# Exercise objective
Show all lines of the listing that hold the word "przepławki".

# Record list
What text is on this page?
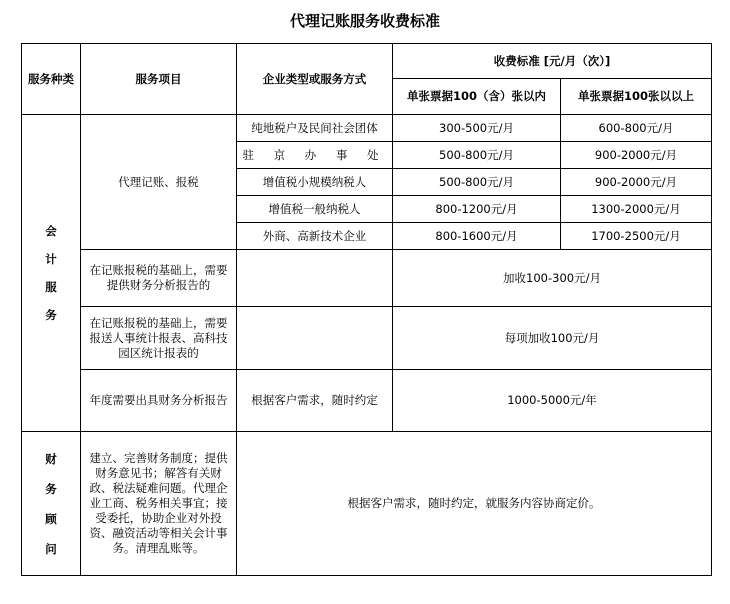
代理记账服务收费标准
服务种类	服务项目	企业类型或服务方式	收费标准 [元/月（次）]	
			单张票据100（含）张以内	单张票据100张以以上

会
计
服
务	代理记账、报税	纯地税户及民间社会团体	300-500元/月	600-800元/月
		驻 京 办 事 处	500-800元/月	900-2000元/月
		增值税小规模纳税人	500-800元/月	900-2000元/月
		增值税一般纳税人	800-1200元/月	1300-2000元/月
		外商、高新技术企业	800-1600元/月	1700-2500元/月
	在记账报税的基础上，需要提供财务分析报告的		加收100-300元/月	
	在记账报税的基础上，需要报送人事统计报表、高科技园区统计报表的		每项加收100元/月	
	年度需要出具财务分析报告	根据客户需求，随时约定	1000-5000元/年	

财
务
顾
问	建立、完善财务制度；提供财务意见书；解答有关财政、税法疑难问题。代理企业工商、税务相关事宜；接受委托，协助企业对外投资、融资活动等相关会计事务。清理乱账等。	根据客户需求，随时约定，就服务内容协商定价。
--
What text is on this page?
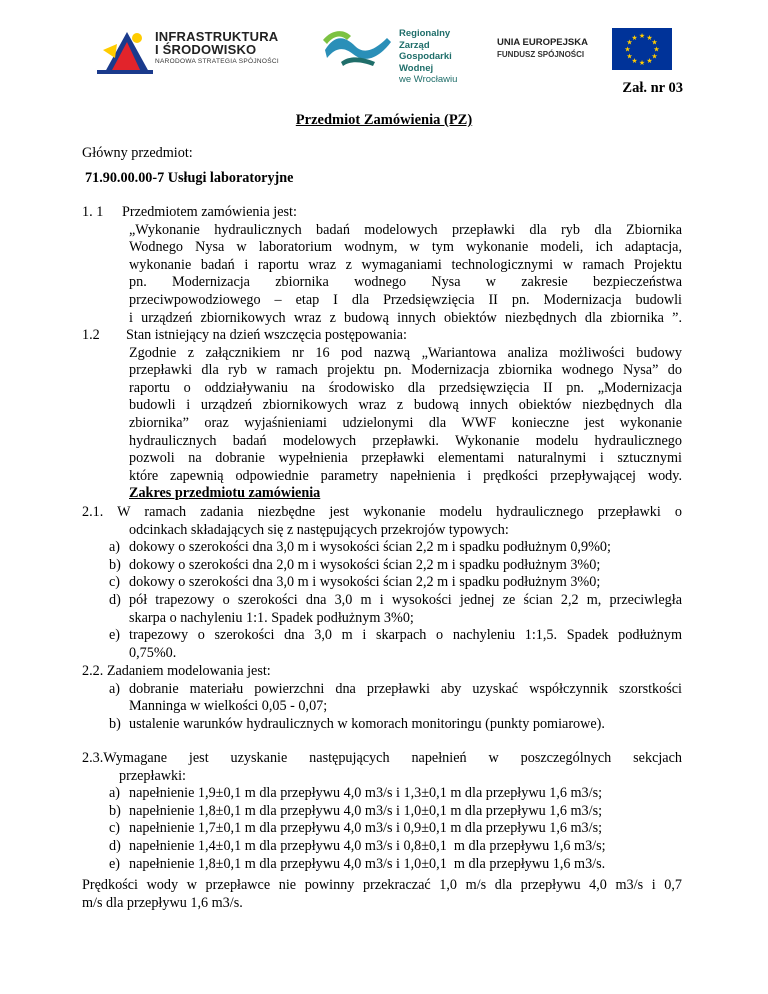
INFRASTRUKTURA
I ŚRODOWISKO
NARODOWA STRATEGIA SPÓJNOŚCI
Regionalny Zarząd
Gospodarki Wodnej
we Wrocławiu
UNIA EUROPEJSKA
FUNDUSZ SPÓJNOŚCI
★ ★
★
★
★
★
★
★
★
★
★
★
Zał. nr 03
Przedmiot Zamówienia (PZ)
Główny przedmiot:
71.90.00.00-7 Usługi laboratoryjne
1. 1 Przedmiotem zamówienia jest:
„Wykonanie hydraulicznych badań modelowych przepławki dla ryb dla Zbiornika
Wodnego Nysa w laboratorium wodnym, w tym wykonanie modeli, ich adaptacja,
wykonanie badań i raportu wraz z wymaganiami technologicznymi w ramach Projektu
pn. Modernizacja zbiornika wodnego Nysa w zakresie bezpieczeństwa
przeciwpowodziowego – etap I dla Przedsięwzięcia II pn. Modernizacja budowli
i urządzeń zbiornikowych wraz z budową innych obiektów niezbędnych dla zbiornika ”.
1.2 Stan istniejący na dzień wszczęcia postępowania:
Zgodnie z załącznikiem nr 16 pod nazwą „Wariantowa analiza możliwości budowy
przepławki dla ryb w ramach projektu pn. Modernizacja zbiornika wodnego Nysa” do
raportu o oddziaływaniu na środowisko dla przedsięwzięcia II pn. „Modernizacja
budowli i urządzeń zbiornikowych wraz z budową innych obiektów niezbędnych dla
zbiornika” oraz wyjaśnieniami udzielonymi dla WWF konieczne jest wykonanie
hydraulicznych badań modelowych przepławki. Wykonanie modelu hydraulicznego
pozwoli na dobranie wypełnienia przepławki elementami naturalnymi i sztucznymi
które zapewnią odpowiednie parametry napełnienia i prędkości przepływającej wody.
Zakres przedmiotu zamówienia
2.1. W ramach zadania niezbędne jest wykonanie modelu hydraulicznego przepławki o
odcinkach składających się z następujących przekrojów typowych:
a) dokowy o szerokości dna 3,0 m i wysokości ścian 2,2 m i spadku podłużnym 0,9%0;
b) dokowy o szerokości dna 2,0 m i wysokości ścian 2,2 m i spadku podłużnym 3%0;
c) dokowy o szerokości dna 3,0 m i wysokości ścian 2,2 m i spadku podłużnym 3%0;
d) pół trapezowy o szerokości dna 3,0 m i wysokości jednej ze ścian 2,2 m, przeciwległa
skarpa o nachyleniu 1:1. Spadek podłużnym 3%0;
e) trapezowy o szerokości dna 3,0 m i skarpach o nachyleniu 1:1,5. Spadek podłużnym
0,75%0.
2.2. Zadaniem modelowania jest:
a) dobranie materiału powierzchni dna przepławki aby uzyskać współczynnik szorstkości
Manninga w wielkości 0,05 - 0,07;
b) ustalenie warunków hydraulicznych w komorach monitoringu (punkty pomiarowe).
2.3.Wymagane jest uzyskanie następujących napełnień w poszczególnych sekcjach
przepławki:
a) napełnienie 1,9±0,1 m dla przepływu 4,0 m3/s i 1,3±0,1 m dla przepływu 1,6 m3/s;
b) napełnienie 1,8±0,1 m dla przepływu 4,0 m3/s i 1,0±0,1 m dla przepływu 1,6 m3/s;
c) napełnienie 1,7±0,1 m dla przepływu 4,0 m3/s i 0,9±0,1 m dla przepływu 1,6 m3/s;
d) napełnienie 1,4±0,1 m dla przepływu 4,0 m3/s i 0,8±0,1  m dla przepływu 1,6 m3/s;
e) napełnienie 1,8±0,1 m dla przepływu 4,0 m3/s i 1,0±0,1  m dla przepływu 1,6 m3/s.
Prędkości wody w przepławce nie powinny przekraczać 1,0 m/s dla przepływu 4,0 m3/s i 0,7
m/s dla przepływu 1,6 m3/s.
...
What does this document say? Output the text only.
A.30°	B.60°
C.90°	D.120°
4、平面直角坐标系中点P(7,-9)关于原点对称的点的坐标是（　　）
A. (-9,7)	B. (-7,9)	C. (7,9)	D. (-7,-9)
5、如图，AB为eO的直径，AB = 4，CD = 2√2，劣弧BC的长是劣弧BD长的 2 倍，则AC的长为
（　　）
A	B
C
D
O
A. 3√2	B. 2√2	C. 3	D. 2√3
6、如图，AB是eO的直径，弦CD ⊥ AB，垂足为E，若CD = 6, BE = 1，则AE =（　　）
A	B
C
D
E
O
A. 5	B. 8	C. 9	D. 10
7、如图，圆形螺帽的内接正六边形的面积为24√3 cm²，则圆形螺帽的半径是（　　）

# Answer to the task
„Wykonanie hydraulicznych badań modelowych przepławki dla ryb dla Zbiornika
przepławki dla ryb w ramach projektu pn. Modernizacja zbiornika wodnego Nysa” do
hydraulicznych badań modelowych przepławki. Wykonanie modelu hydraulicznego
pozwoli na dobranie wypełnienia przepławki elementami naturalnymi i sztucznymi
2.1. W ramach zadania niezbędne jest wykonanie modelu hydraulicznego przepławki o
a) dobranie materiału powierzchni dna przepławki aby uzyskać współczynnik szorstkości
przepławki:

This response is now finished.